***** Supplied information *****

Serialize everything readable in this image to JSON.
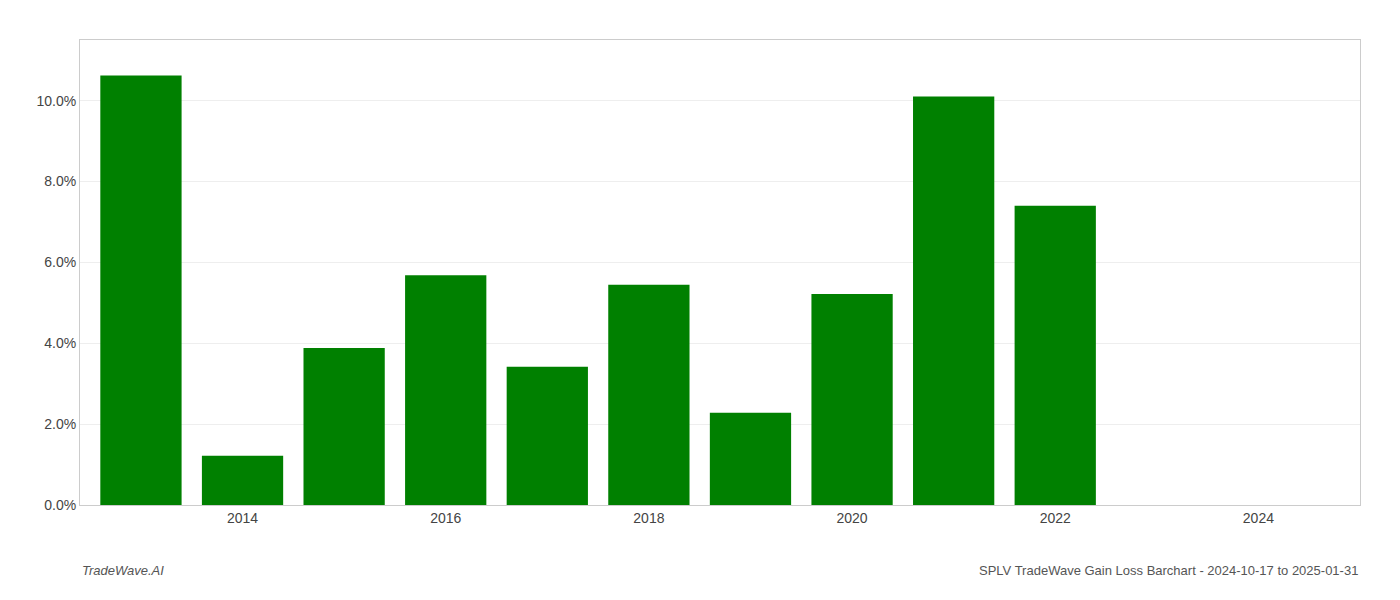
{
  "chart_data": {
    "type": "bar",
    "x": [
      2013,
      2014,
      2015,
      2016,
      2017,
      2018,
      2019,
      2020,
      2021,
      2022
    ],
    "values": [
      0.1062,
      0.0122,
      0.0388,
      0.0568,
      0.0342,
      0.0545,
      0.0228,
      0.0522,
      0.101,
      0.074
    ],
    "color": "#008000",
    "xlim": [
      2012.4,
      2025.0
    ],
    "xticks": [
      2014,
      2016,
      2018,
      2020,
      2022,
      2024
    ],
    "ylim": [
      0,
      0.115
    ],
    "yticks": [
      {
        "value": 0.0,
        "label": "0.0%"
      },
      {
        "value": 0.02,
        "label": "2.0%"
      },
      {
        "value": 0.04,
        "label": "4.0%"
      },
      {
        "value": 0.06,
        "label": "6.0%"
      },
      {
        "value": 0.08,
        "label": "8.0%"
      },
      {
        "value": 0.1,
        "label": "10.0%"
      }
    ],
    "grid": true,
    "annotations": [
      "TradeWave.AI",
      "SPLV TradeWave Gain Loss Barchart - 2024-10-17 to 2025-01-31"
    ]
  }
}
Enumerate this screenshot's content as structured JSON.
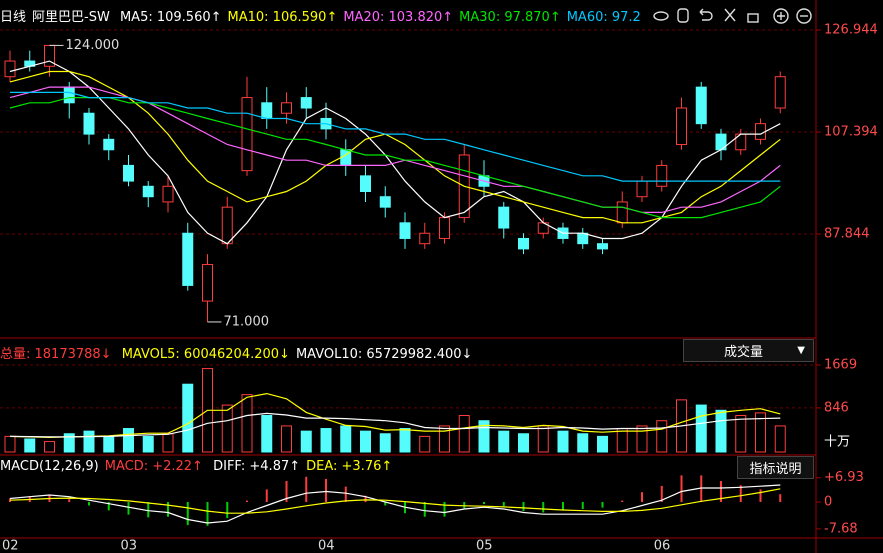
{
  "header": {
    "period": "日线",
    "name": "阿里巴巴-SW"
  },
  "chart_data": [
    {
      "type": "candlestick",
      "categories": [
        "02",
        null,
        null,
        null,
        null,
        null,
        "03",
        null,
        null,
        null,
        null,
        null,
        null,
        null,
        null,
        null,
        "04",
        null,
        null,
        null,
        null,
        null,
        null,
        null,
        "05",
        null,
        null,
        null,
        null,
        null,
        null,
        null,
        null,
        "06",
        null,
        null,
        null,
        null,
        null,
        null
      ],
      "open": [
        118,
        121,
        120,
        116,
        111,
        106,
        101,
        97,
        94,
        88,
        75,
        86,
        100,
        113,
        111,
        114,
        110,
        104,
        99,
        95,
        90,
        86,
        87,
        91,
        99,
        93,
        87,
        88,
        89,
        88,
        86,
        90,
        95,
        97,
        105,
        116,
        107,
        104,
        106,
        112
      ],
      "close": [
        121,
        120,
        124,
        113,
        107,
        104,
        98,
        95,
        97,
        78,
        82,
        93,
        114,
        110,
        113,
        112,
        108,
        101,
        96,
        93,
        87,
        88,
        91,
        103,
        97,
        89,
        85,
        90,
        87,
        86,
        85,
        94,
        98,
        101,
        112,
        109,
        104,
        107,
        109,
        118
      ],
      "high": [
        123,
        123,
        124,
        117,
        112,
        107,
        103,
        98,
        99,
        90,
        84,
        95,
        118,
        116,
        115,
        116,
        113,
        106,
        101,
        97,
        92,
        90,
        92,
        105,
        102,
        94,
        88,
        91,
        90,
        89,
        87,
        96,
        99,
        102,
        114,
        117,
        108,
        108,
        110,
        119
      ],
      "low": [
        117,
        119,
        118,
        110,
        105,
        102,
        97,
        93,
        92,
        77,
        71,
        85,
        99,
        108,
        109,
        110,
        106,
        99,
        94,
        91,
        85,
        85,
        86,
        90,
        95,
        87,
        84,
        87,
        86,
        85,
        84,
        89,
        94,
        96,
        104,
        108,
        102,
        103,
        105,
        111
      ],
      "up_color": "#ff3c3c",
      "down_color": "#54fcfc",
      "series": [
        {
          "name": "MA5: 109.560↑",
          "color": "#ffffff",
          "values": [
            119,
            120,
            121,
            119,
            116,
            112,
            108,
            103,
            99,
            92,
            88,
            86,
            90,
            95,
            104,
            110,
            112,
            110,
            107,
            103,
            98,
            94,
            91,
            92,
            95,
            96,
            94,
            90,
            88,
            88,
            87,
            87,
            88,
            91,
            97,
            102,
            104,
            107,
            107,
            109
          ]
        },
        {
          "name": "MA10: 106.590↑",
          "color": "#ffff00",
          "values": [
            117,
            118,
            119,
            119,
            118,
            116,
            114,
            111,
            107,
            102,
            98,
            96,
            94,
            95,
            96,
            98,
            101,
            103,
            106,
            107,
            105,
            102,
            99,
            97,
            96,
            95,
            94,
            93,
            92,
            91,
            91,
            90,
            90,
            91,
            92,
            95,
            97,
            100,
            103,
            106
          ]
        },
        {
          "name": "MA20: 103.820↑",
          "color": "#ff66ff",
          "values": [
            114,
            115,
            116,
            116,
            116,
            115,
            114,
            113,
            111,
            109,
            107,
            105,
            104,
            103,
            102,
            102,
            101,
            101,
            101,
            101,
            102,
            101,
            100,
            99,
            98,
            97,
            97,
            96,
            95,
            94,
            93,
            93,
            92,
            92,
            93,
            93,
            94,
            96,
            98,
            101
          ]
        },
        {
          "name": "MA30: 97.870↑",
          "color": "#00e600",
          "values": [
            112,
            113,
            113,
            114,
            114,
            114,
            113,
            113,
            112,
            111,
            110,
            109,
            108,
            107,
            106,
            106,
            105,
            104,
            103,
            103,
            102,
            102,
            101,
            100,
            99,
            98,
            97,
            96,
            95,
            94,
            93,
            93,
            92,
            91,
            91,
            91,
            92,
            93,
            94,
            97
          ]
        },
        {
          "name": "MA60: 97.2",
          "color": "#00c8ff",
          "values": [
            115,
            115,
            115,
            115,
            114,
            114,
            114,
            113,
            113,
            112,
            112,
            111,
            111,
            110,
            110,
            109,
            109,
            108,
            108,
            107,
            107,
            106,
            106,
            105,
            104,
            103,
            102,
            101,
            100,
            99,
            99,
            98,
            98,
            98,
            98,
            98,
            98,
            98,
            98,
            98
          ]
        }
      ],
      "ylim": [
        68.5,
        132.7
      ],
      "yticks": [
        87.844,
        107.394,
        126.944
      ],
      "grid": true,
      "annotations": [
        "124.000",
        "71.000"
      ]
    },
    {
      "type": "bar",
      "name": "总量: 18173788↓",
      "color": "#ff3c3c",
      "values": [
        300,
        250,
        200,
        350,
        400,
        300,
        450,
        300,
        350,
        1300,
        1600,
        900,
        1100,
        700,
        500,
        400,
        450,
        500,
        400,
        350,
        450,
        300,
        500,
        700,
        600,
        400,
        350,
        500,
        400,
        350,
        300,
        450,
        500,
        600,
        1000,
        900,
        800,
        700,
        750,
        500
      ],
      "series": [
        {
          "name": "MAVOL5: 60046204.200↓",
          "color": "#ffff00",
          "values": [
            300,
            290,
            280,
            290,
            300,
            310,
            340,
            360,
            360,
            540,
            800,
            800,
            1050,
            1120,
            1020,
            760,
            630,
            510,
            490,
            420,
            430,
            400,
            400,
            460,
            510,
            500,
            470,
            510,
            490,
            400,
            380,
            400,
            400,
            440,
            570,
            690,
            760,
            800,
            830,
            730
          ]
        },
        {
          "name": "MAVOL10: 65729982.400↓",
          "color": "#ffffff",
          "values": [
            300,
            295,
            290,
            290,
            295,
            300,
            315,
            330,
            340,
            420,
            550,
            600,
            700,
            740,
            710,
            650,
            650,
            640,
            620,
            600,
            560,
            470,
            450,
            450,
            470,
            460,
            450,
            450,
            470,
            460,
            440,
            450,
            450,
            460,
            500,
            550,
            600,
            630,
            640,
            650
          ]
        }
      ],
      "ylim": [
        0,
        1822
      ],
      "yticks": [
        846,
        1669
      ],
      "unit": "十万",
      "selector": "成交量"
    },
    {
      "type": "macd",
      "title": "MACD(12,26,9)",
      "name": "MACD: +2.22↑",
      "up_color": "#ff3c3c",
      "down_color": "#00d000",
      "values": [
        1,
        1.6,
        2,
        0.8,
        -1,
        -2.4,
        -3.6,
        -4.4,
        -4.2,
        -6.6,
        -6.8,
        -4.6,
        0.4,
        3.6,
        6,
        7.2,
        6.6,
        4.4,
        1.8,
        -1,
        -3.2,
        -4.2,
        -4.2,
        -1.8,
        -0.6,
        -1.2,
        -2.6,
        -3,
        -2.4,
        -2,
        -1.6,
        0.4,
        2.8,
        4.6,
        7.6,
        7.6,
        6,
        4.8,
        3.6,
        2.22
      ],
      "series": [
        {
          "name": "DIFF: +4.87↑",
          "color": "#ffffff",
          "values": [
            1,
            1.5,
            2,
            1.5,
            0.5,
            -0.5,
            -1.5,
            -2.5,
            -3,
            -5,
            -6,
            -5.5,
            -3,
            -1,
            1,
            2.5,
            3,
            2.5,
            1.5,
            0,
            -1.5,
            -2.5,
            -3,
            -2,
            -1.5,
            -2,
            -3,
            -3.5,
            -3.5,
            -3.5,
            -3.5,
            -2.5,
            -1,
            0.5,
            3,
            4,
            4,
            4.2,
            4.5,
            4.87
          ]
        },
        {
          "name": "DEA: +3.76↑",
          "color": "#ffff00",
          "values": [
            0.5,
            0.7,
            1,
            1.1,
            1,
            0.7,
            0.3,
            -0.3,
            -0.9,
            -1.7,
            -2.6,
            -3.2,
            -3.2,
            -2.8,
            -2,
            -1.1,
            -0.3,
            0.3,
            0.6,
            0.5,
            0.1,
            -0.4,
            -0.9,
            -1.1,
            -1.2,
            -1.4,
            -1.7,
            -2,
            -2.3,
            -2.5,
            -2.7,
            -2.7,
            -2.4,
            -1.8,
            -0.8,
            0.2,
            1,
            1.8,
            2.7,
            3.76
          ]
        }
      ],
      "ylim": [
        -12.29,
        11.43
      ],
      "yticks": [
        {
          "value": 6.93,
          "label": "+6.93"
        },
        0,
        -7.68
      ],
      "button": "指标说明"
    }
  ]
}
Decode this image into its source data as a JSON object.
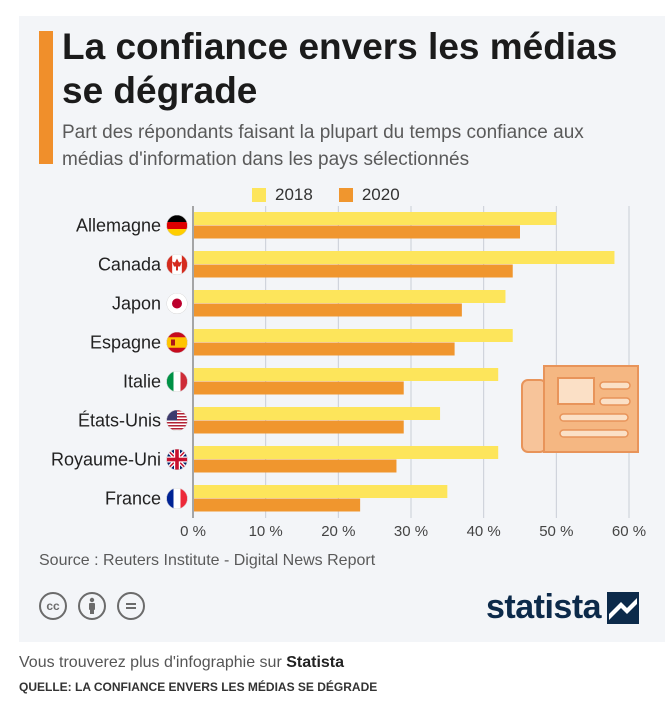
{
  "title": "La confiance envers les médias se dégrade",
  "subtitle": "Part des répondants faisant la plupart du temps confiance aux médias d'information dans les pays sélectionnés",
  "source": "Source : Reuters Institute - Digital News Report",
  "brand": "statista",
  "license_icons": [
    "cc-icon",
    "attribution-icon",
    "no-derivatives-icon"
  ],
  "footer": {
    "prefix": "Vous trouverez plus d'infographie sur",
    "link": "Statista",
    "caption": "QUELLE: LA CONFIANCE ENVERS LES MÉDIAS SE DÉGRADE"
  },
  "colors": {
    "series_2018": "#fde55b",
    "series_2020": "#f0962e",
    "accent": "#f08f2b",
    "brand": "#0c2a4a"
  },
  "chart_data": {
    "type": "bar",
    "orientation": "horizontal",
    "title": "La confiance envers les médias se dégrade",
    "subtitle": "Part des répondants faisant la plupart du temps confiance aux médias d'information dans les pays sélectionnés",
    "categories": [
      "Allemagne",
      "Canada",
      "Japon",
      "Espagne",
      "Italie",
      "États-Unis",
      "Royaume-Uni",
      "France"
    ],
    "flags": [
      "germany-flag-icon",
      "canada-flag-icon",
      "japan-flag-icon",
      "spain-flag-icon",
      "italy-flag-icon",
      "usa-flag-icon",
      "uk-flag-icon",
      "france-flag-icon"
    ],
    "series": [
      {
        "name": "2018",
        "values": [
          50,
          58,
          43,
          44,
          42,
          34,
          42,
          35
        ]
      },
      {
        "name": "2020",
        "values": [
          45,
          44,
          37,
          36,
          29,
          29,
          28,
          23
        ]
      }
    ],
    "xlim": [
      0,
      60
    ],
    "xticks": [
      0,
      10,
      20,
      30,
      40,
      50,
      60
    ],
    "xtick_labels": [
      "0 %",
      "10 %",
      "20 %",
      "30 %",
      "40 %",
      "50 %",
      "60 %"
    ],
    "grid": true,
    "legend_position": "top",
    "decoration": "newspaper-icon"
  }
}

*****

▶ Task goal
The lines to be quoted run from the line containing "Decode this image" through the end of the entries above, both included; quote them exactly and leave out any pictures.

▶ Result of the exercise
Decode this image into its source data as a JSON object.
{
  "title": "La confiance envers les médias se dégrade",
  "subtitle": "Part des répondants faisant la plupart du temps confiance aux médias d'information dans les pays sélectionnés",
  "source": "Source : Reuters Institute - Digital News Report",
  "brand": "statista",
  "license_icons": [
    "cc-icon",
    "attribution-icon",
    "no-derivatives-icon"
  ],
  "footer": {
    "prefix": "Vous trouverez plus d'infographie sur",
    "link": "Statista",
    "caption": "QUELLE: LA CONFIANCE ENVERS LES MÉDIAS SE DÉGRADE"
  },
  "colors": {
    "series_2018": "#fde55b",
    "series_2020": "#f0962e",
    "accent": "#f08f2b",
    "brand": "#0c2a4a"
  },
  "chart_data": {
    "type": "bar",
    "orientation": "horizontal",
    "title": "La confiance envers les médias se dégrade",
    "subtitle": "Part des répondants faisant la plupart du temps confiance aux médias d'information dans les pays sélectionnés",
    "categories": [
      "Allemagne",
      "Canada",
      "Japon",
      "Espagne",
      "Italie",
      "États-Unis",
      "Royaume-Uni",
      "France"
    ],
    "flags": [
      "germany-flag-icon",
      "canada-flag-icon",
      "japan-flag-icon",
      "spain-flag-icon",
      "italy-flag-icon",
      "usa-flag-icon",
      "uk-flag-icon",
      "france-flag-icon"
    ],
    "series": [
      {
        "name": "2018",
        "values": [
          50,
          58,
          43,
          44,
          42,
          34,
          42,
          35
        ]
      },
      {
        "name": "2020",
        "values": [
          45,
          44,
          37,
          36,
          29,
          29,
          28,
          23
        ]
      }
    ],
    "xlim": [
      0,
      60
    ],
    "xticks": [
      0,
      10,
      20,
      30,
      40,
      50,
      60
    ],
    "xtick_labels": [
      "0 %",
      "10 %",
      "20 %",
      "30 %",
      "40 %",
      "50 %",
      "60 %"
    ],
    "grid": true,
    "legend_position": "top",
    "decoration": "newspaper-icon"
  }
}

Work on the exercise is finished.